Work to complete » Copy out each line that has "πόλιν" in it.

-- START OF Input data --

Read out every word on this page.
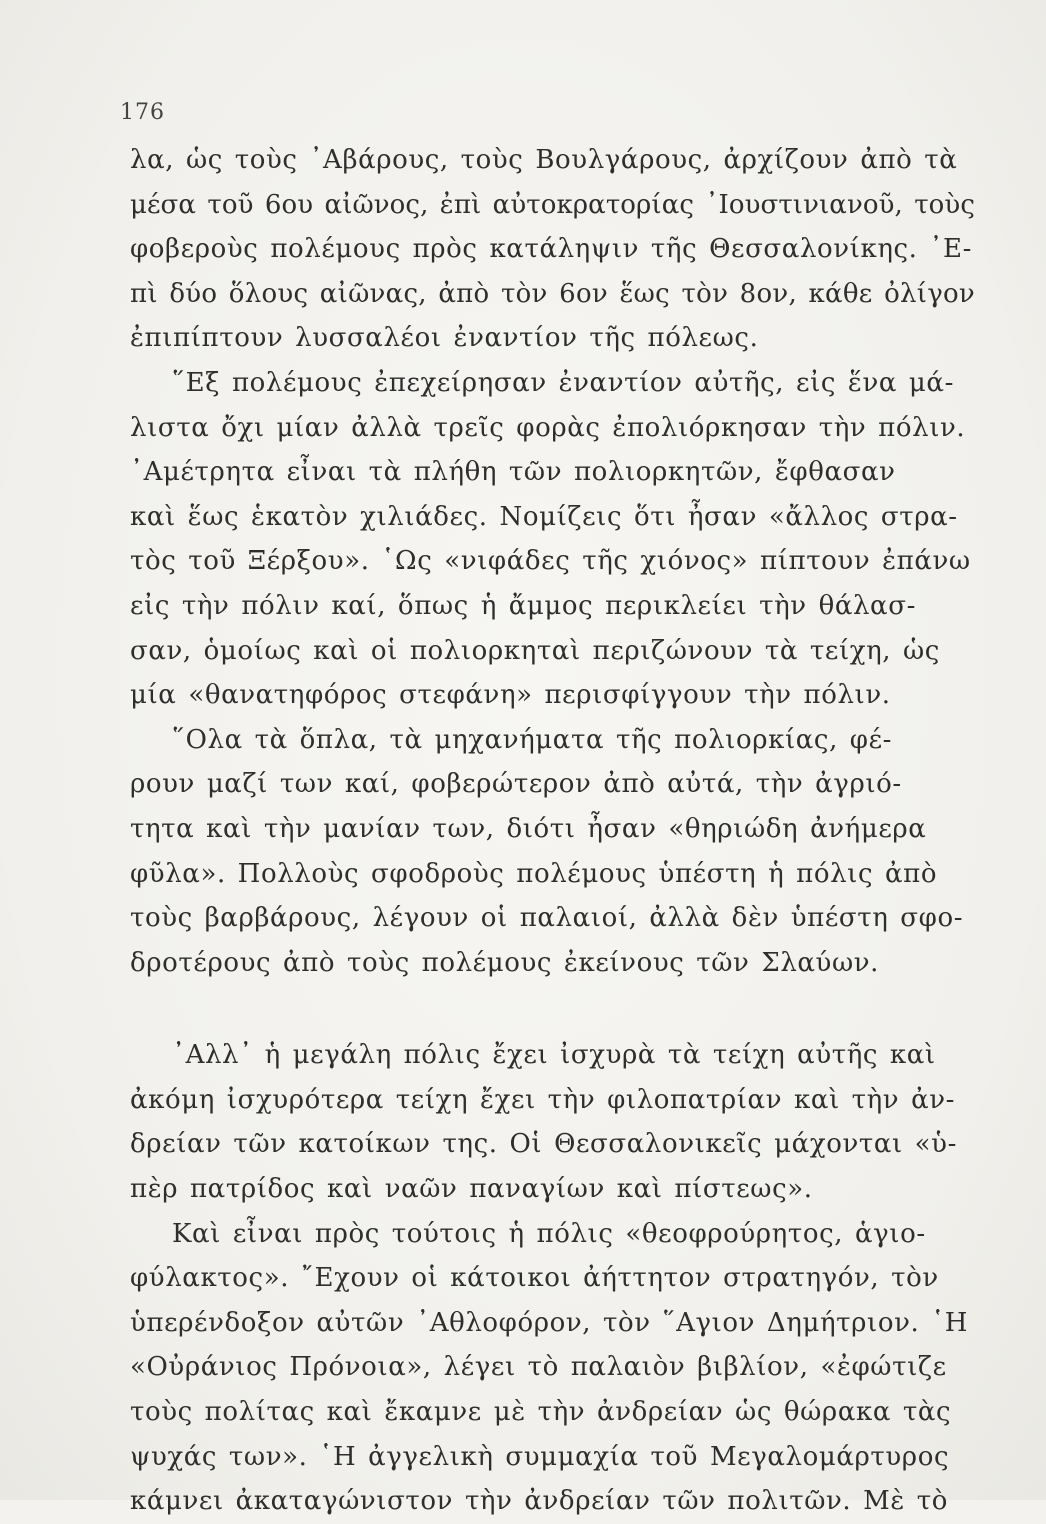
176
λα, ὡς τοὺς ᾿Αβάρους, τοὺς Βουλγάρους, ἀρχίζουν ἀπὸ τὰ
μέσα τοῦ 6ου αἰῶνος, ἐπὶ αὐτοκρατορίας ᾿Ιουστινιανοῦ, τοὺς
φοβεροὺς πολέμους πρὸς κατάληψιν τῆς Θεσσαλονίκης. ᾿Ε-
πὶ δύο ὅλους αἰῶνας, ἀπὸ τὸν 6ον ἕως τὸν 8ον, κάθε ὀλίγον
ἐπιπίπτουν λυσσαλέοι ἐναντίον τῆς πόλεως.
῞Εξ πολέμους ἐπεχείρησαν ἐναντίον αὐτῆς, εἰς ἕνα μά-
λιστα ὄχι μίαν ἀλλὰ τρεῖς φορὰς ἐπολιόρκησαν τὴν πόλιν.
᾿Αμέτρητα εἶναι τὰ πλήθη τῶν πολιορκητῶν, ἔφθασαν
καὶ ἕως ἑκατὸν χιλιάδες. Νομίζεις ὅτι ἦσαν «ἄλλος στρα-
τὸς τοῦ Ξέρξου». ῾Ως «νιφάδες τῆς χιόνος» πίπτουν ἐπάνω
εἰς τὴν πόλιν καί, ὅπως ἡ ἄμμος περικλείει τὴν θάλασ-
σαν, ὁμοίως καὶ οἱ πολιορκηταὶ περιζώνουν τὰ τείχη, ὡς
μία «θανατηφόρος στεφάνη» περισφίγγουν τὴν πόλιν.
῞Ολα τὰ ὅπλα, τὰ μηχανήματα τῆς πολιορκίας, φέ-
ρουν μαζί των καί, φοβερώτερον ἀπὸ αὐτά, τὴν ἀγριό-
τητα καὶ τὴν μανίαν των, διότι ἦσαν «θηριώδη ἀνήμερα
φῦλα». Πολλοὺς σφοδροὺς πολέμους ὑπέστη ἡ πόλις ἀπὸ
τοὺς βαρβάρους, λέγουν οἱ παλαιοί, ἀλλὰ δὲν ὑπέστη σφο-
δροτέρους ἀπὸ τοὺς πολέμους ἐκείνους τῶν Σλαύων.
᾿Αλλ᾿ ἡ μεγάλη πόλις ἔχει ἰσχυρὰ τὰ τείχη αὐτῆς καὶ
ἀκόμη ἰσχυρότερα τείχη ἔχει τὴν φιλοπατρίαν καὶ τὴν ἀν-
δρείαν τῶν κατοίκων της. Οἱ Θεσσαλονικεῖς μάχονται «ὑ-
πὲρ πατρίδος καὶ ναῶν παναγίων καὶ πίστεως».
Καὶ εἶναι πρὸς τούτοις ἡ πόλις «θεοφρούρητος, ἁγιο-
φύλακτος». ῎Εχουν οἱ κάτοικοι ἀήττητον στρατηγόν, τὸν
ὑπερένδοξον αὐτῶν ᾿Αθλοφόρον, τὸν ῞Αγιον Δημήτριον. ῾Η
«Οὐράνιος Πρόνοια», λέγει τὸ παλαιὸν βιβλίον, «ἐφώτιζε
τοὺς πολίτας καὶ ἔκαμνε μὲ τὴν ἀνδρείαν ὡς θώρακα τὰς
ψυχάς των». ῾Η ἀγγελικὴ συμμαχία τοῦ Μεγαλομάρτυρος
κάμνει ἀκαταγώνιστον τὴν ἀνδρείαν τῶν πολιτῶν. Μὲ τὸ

-- END OF Input data --

Task solution »
λιστα ὄχι μίαν ἀλλὰ τρεῖς φορὰς ἐπολιόρκησαν τὴν πόλιν.
εἰς τὴν πόλιν καί, ὅπως ἡ ἄμμος περικλείει τὴν θάλασ-
μία «θανατηφόρος στεφάνη» περισφίγγουν τὴν πόλιν.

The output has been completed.